Extracts from a graphics dataset
↓↓↓
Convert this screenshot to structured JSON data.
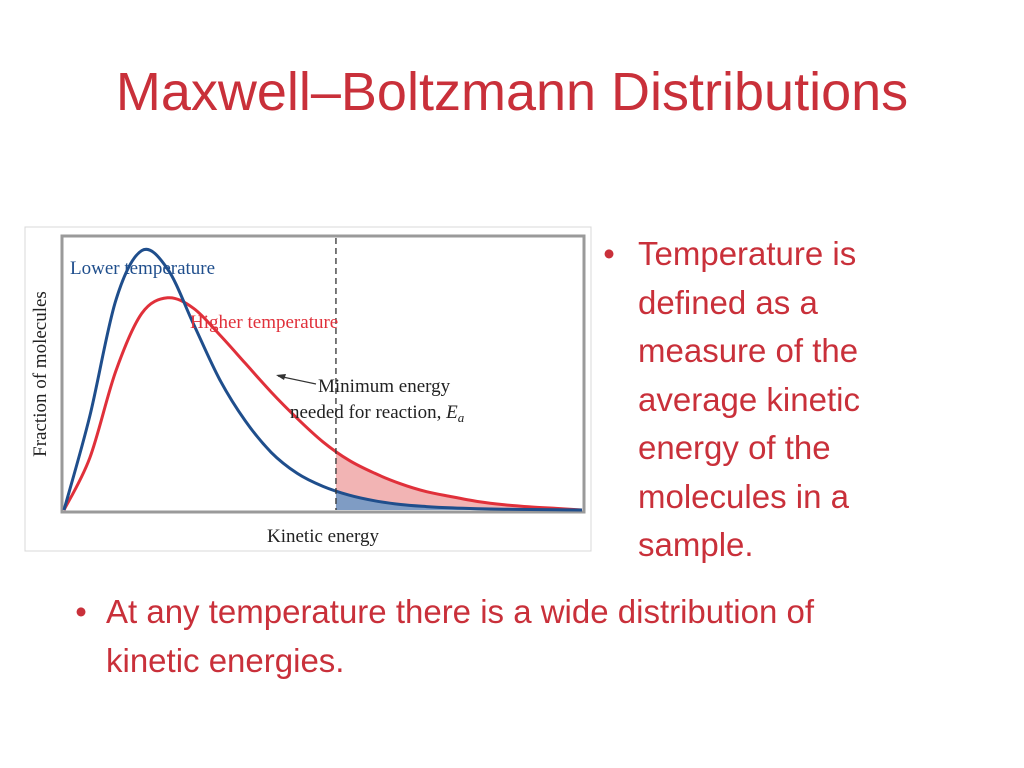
{
  "slide": {
    "title": "Maxwell–Boltzmann Distributions",
    "bullets": [
      {
        "marker": "•",
        "text": "Temperature is defined as a measure of the average kinetic energy of the molecules in a sample."
      },
      {
        "marker": "•",
        "text": "At any temperature there is a wide distribution of kinetic energies."
      }
    ]
  },
  "chart_data": {
    "type": "line",
    "xlabel": "Kinetic energy",
    "ylabel": "Fraction of molecules",
    "grid": false,
    "x": [
      0,
      0.5,
      1,
      1.5,
      2,
      2.5,
      3,
      3.5,
      4,
      4.5,
      5,
      5.5,
      6,
      6.5,
      7,
      7.5,
      8,
      8.5,
      9,
      9.5,
      10
    ],
    "xlim": [
      0,
      10
    ],
    "ylim": [
      0,
      1
    ],
    "series": [
      {
        "name": "Lower temperature",
        "color": "#1f4e8c",
        "values": [
          0,
          0.36,
          0.8,
          0.99,
          0.92,
          0.71,
          0.5,
          0.34,
          0.22,
          0.14,
          0.09,
          0.057,
          0.035,
          0.021,
          0.013,
          0.008,
          0.005,
          0.003,
          0.002,
          0.001,
          0
        ]
      },
      {
        "name": "Higher temperature",
        "color": "#e0303a",
        "values": [
          0,
          0.2,
          0.53,
          0.75,
          0.81,
          0.77,
          0.67,
          0.56,
          0.45,
          0.35,
          0.26,
          0.19,
          0.14,
          0.1,
          0.07,
          0.05,
          0.032,
          0.02,
          0.012,
          0.006,
          0
        ]
      }
    ],
    "threshold": {
      "x": 5.25,
      "label_line1": "Minimum energy",
      "label_line2": "needed for reaction,",
      "symbol": "E",
      "subscript": "a"
    },
    "shading": {
      "higher_color": "#f2b4b4",
      "lower_color": "#7f9cc4"
    }
  }
}
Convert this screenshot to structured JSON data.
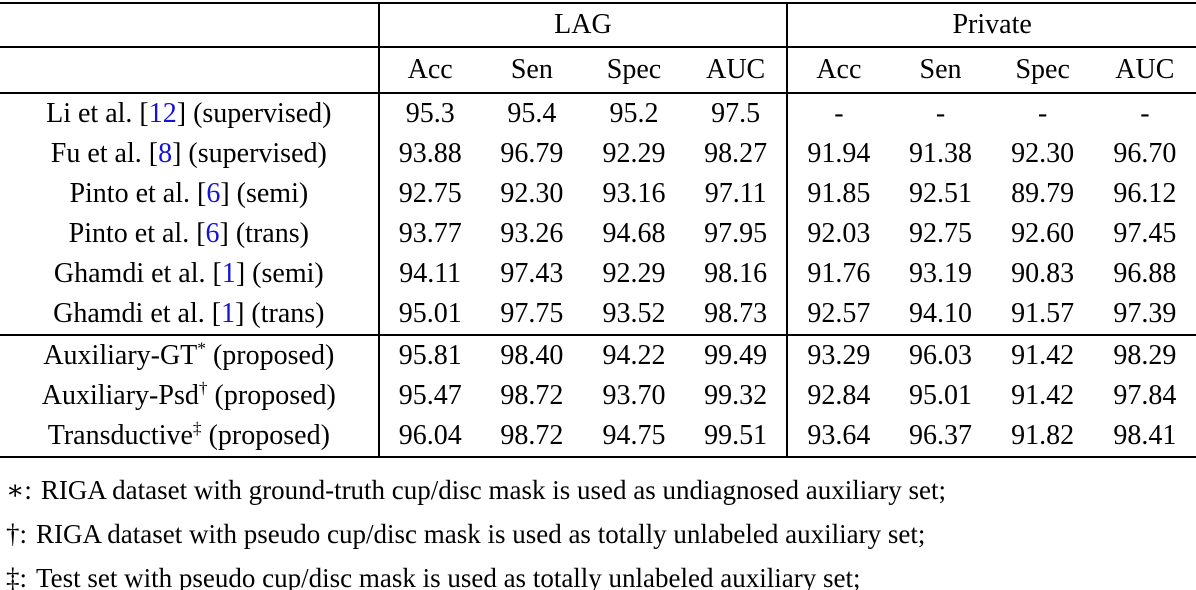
{
  "accent_colors": {
    "citation_blue": "#1414d2",
    "text_black": "#000000",
    "background": "#ffffff"
  },
  "table": {
    "group_headers": [
      {
        "label": "LAG"
      },
      {
        "label": "Private"
      }
    ],
    "metric_headers": [
      "Acc",
      "Sen",
      "Spec",
      "AUC"
    ],
    "rows": [
      {
        "method": {
          "name": "Li et al.",
          "cite": "12",
          "sup": "",
          "note": "(supervised)"
        },
        "group_start": false,
        "lag": [
          {
            "v": "95.3",
            "b": false
          },
          {
            "v": "95.4",
            "b": false
          },
          {
            "v": "95.2",
            "b": true
          },
          {
            "v": "97.5",
            "b": false
          }
        ],
        "private": [
          {
            "v": "-",
            "b": false
          },
          {
            "v": "-",
            "b": false
          },
          {
            "v": "-",
            "b": false
          },
          {
            "v": "-",
            "b": false
          }
        ]
      },
      {
        "method": {
          "name": "Fu et al.",
          "cite": "8",
          "sup": "",
          "note": "(supervised)"
        },
        "group_start": false,
        "lag": [
          {
            "v": "93.88",
            "b": false
          },
          {
            "v": "96.79",
            "b": false
          },
          {
            "v": "92.29",
            "b": false
          },
          {
            "v": "98.27",
            "b": false
          }
        ],
        "private": [
          {
            "v": "91.94",
            "b": false
          },
          {
            "v": "91.38",
            "b": false
          },
          {
            "v": "92.30",
            "b": false
          },
          {
            "v": "96.70",
            "b": false
          }
        ]
      },
      {
        "method": {
          "name": "Pinto et al.",
          "cite": "6",
          "sup": "",
          "note": "(semi)"
        },
        "group_start": false,
        "lag": [
          {
            "v": "92.75",
            "b": false
          },
          {
            "v": "92.30",
            "b": false
          },
          {
            "v": "93.16",
            "b": false
          },
          {
            "v": "97.11",
            "b": false
          }
        ],
        "private": [
          {
            "v": "91.85",
            "b": false
          },
          {
            "v": "92.51",
            "b": false
          },
          {
            "v": "89.79",
            "b": false
          },
          {
            "v": "96.12",
            "b": false
          }
        ]
      },
      {
        "method": {
          "name": "Pinto et al.",
          "cite": "6",
          "sup": "",
          "note": "(trans)"
        },
        "group_start": false,
        "lag": [
          {
            "v": "93.77",
            "b": false
          },
          {
            "v": "93.26",
            "b": false
          },
          {
            "v": "94.68",
            "b": false
          },
          {
            "v": "97.95",
            "b": false
          }
        ],
        "private": [
          {
            "v": "92.03",
            "b": false
          },
          {
            "v": "92.75",
            "b": false
          },
          {
            "v": "92.60",
            "b": true
          },
          {
            "v": "97.45",
            "b": false
          }
        ]
      },
      {
        "method": {
          "name": "Ghamdi et al.",
          "cite": "1",
          "sup": "",
          "note": "(semi)"
        },
        "group_start": false,
        "lag": [
          {
            "v": "94.11",
            "b": false
          },
          {
            "v": "97.43",
            "b": false
          },
          {
            "v": "92.29",
            "b": false
          },
          {
            "v": "98.16",
            "b": false
          }
        ],
        "private": [
          {
            "v": "91.76",
            "b": false
          },
          {
            "v": "93.19",
            "b": false
          },
          {
            "v": "90.83",
            "b": false
          },
          {
            "v": "96.88",
            "b": false
          }
        ]
      },
      {
        "method": {
          "name": "Ghamdi et al.",
          "cite": "1",
          "sup": "",
          "note": "(trans)"
        },
        "group_start": false,
        "lag": [
          {
            "v": "95.01",
            "b": false
          },
          {
            "v": "97.75",
            "b": false
          },
          {
            "v": "93.52",
            "b": false
          },
          {
            "v": "98.73",
            "b": false
          }
        ],
        "private": [
          {
            "v": "92.57",
            "b": false
          },
          {
            "v": "94.10",
            "b": false
          },
          {
            "v": "91.57",
            "b": false
          },
          {
            "v": "97.39",
            "b": false
          }
        ]
      },
      {
        "method": {
          "name": "Auxiliary-GT",
          "cite": "",
          "sup": "*",
          "note": "(proposed)"
        },
        "group_start": true,
        "lag": [
          {
            "v": "95.81",
            "b": false
          },
          {
            "v": "98.40",
            "b": false
          },
          {
            "v": "94.22",
            "b": false
          },
          {
            "v": "99.49",
            "b": false
          }
        ],
        "private": [
          {
            "v": "93.29",
            "b": false
          },
          {
            "v": "96.03",
            "b": false
          },
          {
            "v": "91.42",
            "b": false
          },
          {
            "v": "98.29",
            "b": false
          }
        ]
      },
      {
        "method": {
          "name": "Auxiliary-Psd",
          "cite": "",
          "sup": "†",
          "note": "(proposed)"
        },
        "group_start": false,
        "lag": [
          {
            "v": "95.47",
            "b": false
          },
          {
            "v": "98.72",
            "b": true
          },
          {
            "v": "93.70",
            "b": false
          },
          {
            "v": "99.32",
            "b": false
          }
        ],
        "private": [
          {
            "v": "92.84",
            "b": false
          },
          {
            "v": "95.01",
            "b": false
          },
          {
            "v": "91.42",
            "b": false
          },
          {
            "v": "97.84",
            "b": false
          }
        ]
      },
      {
        "method": {
          "name": "Transductive",
          "cite": "",
          "sup": "‡",
          "note": "(proposed)"
        },
        "group_start": false,
        "lag": [
          {
            "v": "96.04",
            "b": true
          },
          {
            "v": "98.72",
            "b": true
          },
          {
            "v": "94.75",
            "b": false
          },
          {
            "v": "99.51",
            "b": true
          }
        ],
        "private": [
          {
            "v": "93.64",
            "b": true
          },
          {
            "v": "96.37",
            "b": true
          },
          {
            "v": "91.82",
            "b": false
          },
          {
            "v": "98.41",
            "b": true
          }
        ]
      }
    ]
  },
  "footnotes": [
    {
      "symbol": "∗:",
      "text": "RIGA dataset with ground-truth cup/disc mask is used as undiagnosed auxiliary set;"
    },
    {
      "symbol": "†:",
      "text": "RIGA dataset with pseudo cup/disc mask is used as totally unlabeled auxiliary set;"
    },
    {
      "symbol": "‡:",
      "text": "Test set with pseudo cup/disc mask is used as totally unlabeled auxiliary set;"
    }
  ]
}
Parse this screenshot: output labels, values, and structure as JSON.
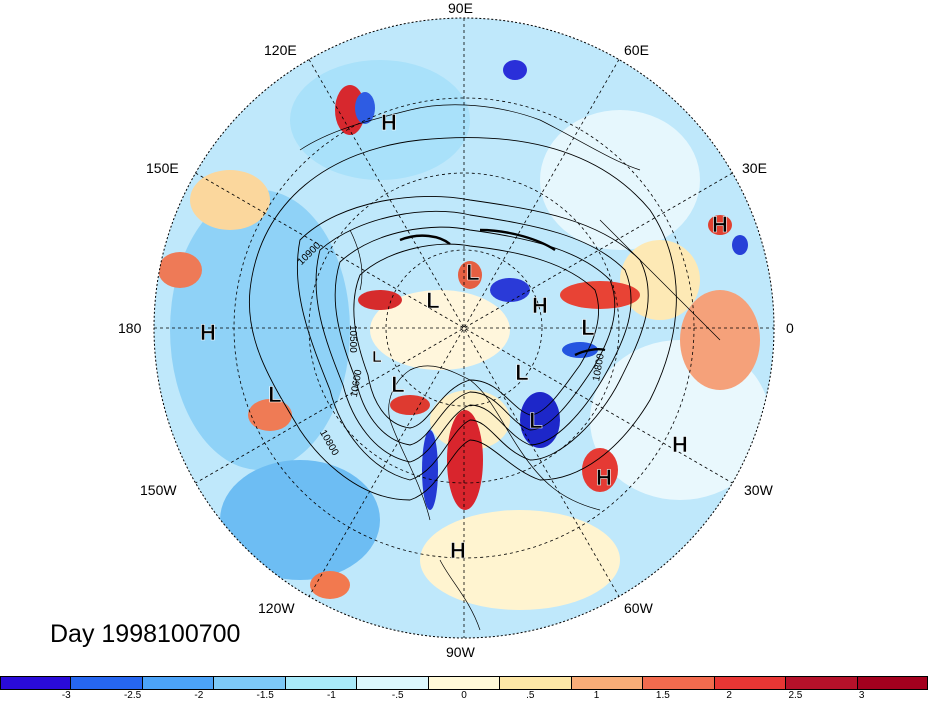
{
  "map": {
    "day_label": "Day 1998100700",
    "lon_labels": {
      "e90": "90E",
      "e60": "60E",
      "e30": "30E",
      "zero": "0",
      "w30": "30W",
      "w60": "60W",
      "w90": "90W",
      "w120": "120W",
      "w150": "150W",
      "d180": "180",
      "e150": "150E",
      "e120": "120E"
    },
    "contour_labels": {
      "a": "10900",
      "b": "10500",
      "c": "10600",
      "d": "10800",
      "e": "10800"
    },
    "highs": [
      "H",
      "H",
      "H",
      "H",
      "H",
      "H",
      "H"
    ],
    "lows": [
      "L",
      "L",
      "L",
      "L",
      "L",
      "L",
      "L",
      "L"
    ]
  },
  "colorbar": {
    "colors": [
      "#2a0bd9",
      "#2666f0",
      "#4ca3f7",
      "#7dc9f7",
      "#a9eafa",
      "#dcf7fd",
      "#fff9d8",
      "#fde7a6",
      "#f8ad78",
      "#f26b4e",
      "#e83634",
      "#b5112a",
      "#a3001e"
    ],
    "ticks": [
      "-3",
      "-2.5",
      "-2",
      "-1.5",
      "-1",
      "-.5",
      "0",
      ".5",
      "1",
      "1.5",
      "2",
      "2.5",
      "3"
    ]
  }
}
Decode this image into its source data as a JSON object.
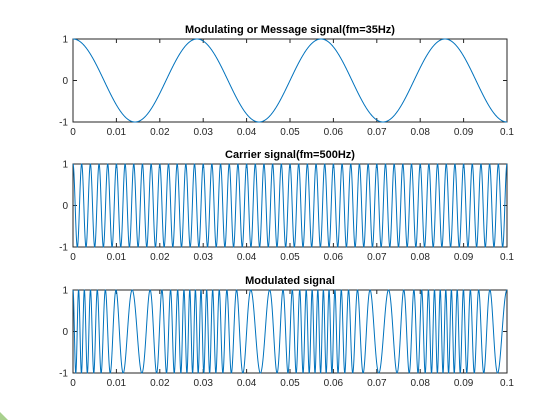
{
  "figure": {
    "background": "#ffffff",
    "line_color": "#0072BD"
  },
  "chart_data": [
    {
      "type": "line",
      "title": "Modulating or Message signal(fm=35Hz)",
      "signal": "message",
      "frequency_hz": 35,
      "xlim": [
        0,
        0.1
      ],
      "ylim": [
        -1,
        1
      ],
      "xticks": [
        0,
        0.01,
        0.02,
        0.03,
        0.04,
        0.05,
        0.06,
        0.07,
        0.08,
        0.09,
        0.1
      ],
      "xtick_labels": [
        "0",
        "0.01",
        "0.02",
        "0.03",
        "0.04",
        "0.05",
        "0.06",
        "0.07",
        "0.08",
        "0.09",
        "0.1"
      ],
      "yticks": [
        -1,
        0,
        1
      ],
      "ytick_labels": [
        "-1",
        "0",
        "1"
      ],
      "x": [
        0,
        0.0143,
        0.0286,
        0.0429,
        0.0571,
        0.0714,
        0.0857,
        0.1
      ],
      "y": [
        1,
        -1,
        1,
        -1,
        1,
        -1,
        1,
        -1
      ],
      "xlabel": "",
      "ylabel": "",
      "grid": false
    },
    {
      "type": "line",
      "title": "Carrier signal(fm=500Hz)",
      "signal": "carrier",
      "frequency_hz": 500,
      "xlim": [
        0,
        0.1
      ],
      "ylim": [
        -1,
        1
      ],
      "xticks": [
        0,
        0.01,
        0.02,
        0.03,
        0.04,
        0.05,
        0.06,
        0.07,
        0.08,
        0.09,
        0.1
      ],
      "xtick_labels": [
        "0",
        "0.01",
        "0.02",
        "0.03",
        "0.04",
        "0.05",
        "0.06",
        "0.07",
        "0.08",
        "0.09",
        "0.1"
      ],
      "yticks": [
        -1,
        0,
        1
      ],
      "ytick_labels": [
        "-1",
        "0",
        "1"
      ],
      "x": [
        0,
        0.001,
        0.002,
        0.003,
        0.004,
        0.005
      ],
      "y": [
        1,
        -1,
        1,
        -1,
        1,
        -1
      ],
      "xlabel": "",
      "ylabel": "",
      "grid": false
    },
    {
      "type": "line",
      "title": "Modulated signal",
      "signal": "modulated",
      "carrier_frequency_hz": 500,
      "message_frequency_hz": 35,
      "xlim": [
        0,
        0.1
      ],
      "ylim": [
        -1,
        1
      ],
      "xticks": [
        0,
        0.01,
        0.02,
        0.03,
        0.04,
        0.05,
        0.06,
        0.07,
        0.08,
        0.09,
        0.1
      ],
      "xtick_labels": [
        "0",
        "0.01",
        "0.02",
        "0.03",
        "0.04",
        "0.05",
        "0.06",
        "0.07",
        "0.08",
        "0.09",
        "0.1"
      ],
      "yticks": [
        -1,
        0,
        1
      ],
      "ytick_labels": [
        "-1",
        "0",
        "1"
      ],
      "x": [
        0,
        0.0143,
        0.0286,
        0.0429,
        0.0571,
        0.0714,
        0.0857,
        0.1
      ],
      "y": [
        1,
        -1,
        1,
        -1,
        1,
        -1,
        1,
        -1
      ],
      "xlabel": "",
      "ylabel": "",
      "grid": false
    }
  ]
}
↑↑↑
# DIRECTIVE
Check each line above for the word "molecules" and copy the ones that have it.

# FULL OUTPUT
        "text": "Temperature is defined as a measure of the average kinetic energy of the molecules in a sample."
    "ylabel": "Fraction of molecules",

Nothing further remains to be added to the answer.